▶ [GIVEN PASSAGE]

----

This builds NumPy first, so the first time it may take a few minutes.

You can also use spin bench for benchmarking. See spin --help for more command line options.

Note

If the above commands result in RuntimeError: Cannot parse version 0+untagged.xxxxx, run git pull upstream main --tags.

Additional arguments may be forwarded to pytest by passing the extra arguments after a bare --. For example, to run a test method with the --pdb flag forwarded to the target, run the following:

$ spin test -t numpy/tests/test_scripts.py::test_f2py -- --pdb

You can also match test names using python operators by passing the -k argument to pytest:

$ spin test -v -t numpy/_core/tests/test_multiarray.py -- -k "MatMul and not vector"

Note

Remember that all tests of NumPy should pass before committing your changes.

Note

Some of the tests in the test suite require a large amount of memory, and are skipped if your system does not have enough.

Other build options#

For more options including selecting compilers, setting custom compiler flags and controlling parallelism, see Compiler selection and customizing a build (from the SciPy documentation.)

Running tests#

Besides using spin, there are various ways to run the tests. Inside the interpreter, tests can be run like this:

>>> np.test()  
>>> np.test('full')   # Also run tests marked as slow
>>> np.test('full', verbose=2)   # Additionally print test name/file

An example of a successful test :
``4686 passed, 362 skipped, 9 xfailed, 5 warnings in 213.99 seconds``

Or a similar way from the command line:

$ python -c "import numpy as np; np.test()"

Tests can also be run with pytest numpy, however then the NumPy-specific plugin is not found which causes strange side effects.

Running individual test files can be useful; it’s much faster than running the whole test suite or that of a whole module (example: np.random.test()). This can be done with:

$ python path_to_testfile/test_file.py

That also takes extra arguments, like --pdb which drops you into the Python debugger when a test fails or an exception is raised.

----

▶ [EXERCISE OBJECTIVE]
Can you continue the passage on building and testing NumPy, starting right after its last sentence?

----

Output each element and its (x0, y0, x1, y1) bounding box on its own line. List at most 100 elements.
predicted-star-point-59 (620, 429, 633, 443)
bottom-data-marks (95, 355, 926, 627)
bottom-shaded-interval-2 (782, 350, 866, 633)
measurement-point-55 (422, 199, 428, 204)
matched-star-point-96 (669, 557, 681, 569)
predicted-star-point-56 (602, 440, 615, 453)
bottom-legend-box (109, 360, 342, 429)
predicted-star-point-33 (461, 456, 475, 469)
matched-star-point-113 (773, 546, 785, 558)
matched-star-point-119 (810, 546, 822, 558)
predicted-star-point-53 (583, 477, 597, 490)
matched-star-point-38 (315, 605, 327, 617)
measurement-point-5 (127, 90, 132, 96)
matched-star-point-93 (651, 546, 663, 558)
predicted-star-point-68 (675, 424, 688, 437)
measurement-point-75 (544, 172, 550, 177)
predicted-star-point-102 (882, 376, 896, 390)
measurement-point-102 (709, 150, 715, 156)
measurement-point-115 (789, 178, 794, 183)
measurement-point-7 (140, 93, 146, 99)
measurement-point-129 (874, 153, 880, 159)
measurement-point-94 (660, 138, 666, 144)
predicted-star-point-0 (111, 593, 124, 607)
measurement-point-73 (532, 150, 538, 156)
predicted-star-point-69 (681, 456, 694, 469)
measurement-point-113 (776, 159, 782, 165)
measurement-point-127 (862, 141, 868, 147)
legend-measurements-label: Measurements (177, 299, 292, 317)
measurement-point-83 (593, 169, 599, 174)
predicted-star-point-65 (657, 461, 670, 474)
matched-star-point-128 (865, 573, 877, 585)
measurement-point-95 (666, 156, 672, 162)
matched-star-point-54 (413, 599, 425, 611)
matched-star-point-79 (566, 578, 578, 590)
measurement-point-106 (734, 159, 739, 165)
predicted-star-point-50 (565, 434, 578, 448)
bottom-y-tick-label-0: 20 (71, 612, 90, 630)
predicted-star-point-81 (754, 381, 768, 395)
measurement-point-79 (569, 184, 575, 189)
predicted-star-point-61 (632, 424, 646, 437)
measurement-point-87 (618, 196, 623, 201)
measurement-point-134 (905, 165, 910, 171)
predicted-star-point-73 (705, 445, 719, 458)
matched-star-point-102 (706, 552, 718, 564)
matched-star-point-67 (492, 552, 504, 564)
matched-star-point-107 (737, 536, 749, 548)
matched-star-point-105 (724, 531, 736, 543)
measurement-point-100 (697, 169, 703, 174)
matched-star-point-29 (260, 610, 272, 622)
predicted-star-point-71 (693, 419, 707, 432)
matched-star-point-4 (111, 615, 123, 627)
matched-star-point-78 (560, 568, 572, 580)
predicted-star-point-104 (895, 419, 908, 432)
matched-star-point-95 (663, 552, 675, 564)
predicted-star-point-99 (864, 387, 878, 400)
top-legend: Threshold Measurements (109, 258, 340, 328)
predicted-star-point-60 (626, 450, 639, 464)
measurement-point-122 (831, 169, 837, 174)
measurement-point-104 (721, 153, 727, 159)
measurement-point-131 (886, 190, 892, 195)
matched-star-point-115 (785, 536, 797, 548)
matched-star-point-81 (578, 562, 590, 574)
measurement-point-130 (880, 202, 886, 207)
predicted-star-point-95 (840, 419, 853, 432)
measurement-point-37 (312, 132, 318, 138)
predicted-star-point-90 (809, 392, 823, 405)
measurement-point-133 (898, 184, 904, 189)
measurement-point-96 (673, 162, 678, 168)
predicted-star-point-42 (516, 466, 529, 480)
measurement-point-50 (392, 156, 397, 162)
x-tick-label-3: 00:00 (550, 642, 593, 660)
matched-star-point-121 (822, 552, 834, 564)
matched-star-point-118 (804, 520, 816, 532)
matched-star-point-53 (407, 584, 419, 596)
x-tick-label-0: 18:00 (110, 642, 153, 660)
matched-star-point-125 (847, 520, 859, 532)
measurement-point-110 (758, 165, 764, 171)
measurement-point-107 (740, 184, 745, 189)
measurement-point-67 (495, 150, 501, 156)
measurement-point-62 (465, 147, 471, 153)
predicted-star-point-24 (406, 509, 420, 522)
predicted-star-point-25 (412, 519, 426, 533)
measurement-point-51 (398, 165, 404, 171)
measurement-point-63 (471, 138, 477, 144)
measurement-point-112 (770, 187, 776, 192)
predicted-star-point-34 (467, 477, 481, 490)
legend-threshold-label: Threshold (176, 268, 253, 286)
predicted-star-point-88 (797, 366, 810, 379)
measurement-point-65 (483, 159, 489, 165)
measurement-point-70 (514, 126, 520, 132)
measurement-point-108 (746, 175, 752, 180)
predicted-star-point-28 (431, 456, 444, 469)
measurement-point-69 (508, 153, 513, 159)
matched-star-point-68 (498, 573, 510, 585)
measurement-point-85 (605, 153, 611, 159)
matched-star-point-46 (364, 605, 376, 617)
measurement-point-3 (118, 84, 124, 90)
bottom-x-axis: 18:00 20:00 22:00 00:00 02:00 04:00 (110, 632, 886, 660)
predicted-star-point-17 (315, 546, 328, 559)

----

▶ [RESULT OF THE TASK]
Running tests with tox is also supported. For example, to build NumPy and run the test suite with Python 3.9, use:

$ tox -e py39

For more extensive information, see Testing guidelines.

Note: do not run the tests from the root directory of your numpy git repo without spin, that will result in strange test errors.

Running linting#

Lint checks can be performed on newly added lines of Python code.

Install all dependent packages using pip:

$ python -m pip install -r requirements/linter_requirements.txt

To run lint checks before committing new code, run:

$ python tools/linter.py

To check all changes in newly added Python code of current branch with target branch, run:

$ python tools/linter.py --branch main

If there are no errors, the script exits with no message. In case of errors, check the error message for details:

$ python tools/linter.py --branch main
./numpy/_core/tests/test_scalarmath.py:34:5: E303 too many blank lines (3)
1       E303 too many blank lines (3)

It is advisable to run lint checks before pushing commits to a remote branch since the linter runs as part of the CI pipeline.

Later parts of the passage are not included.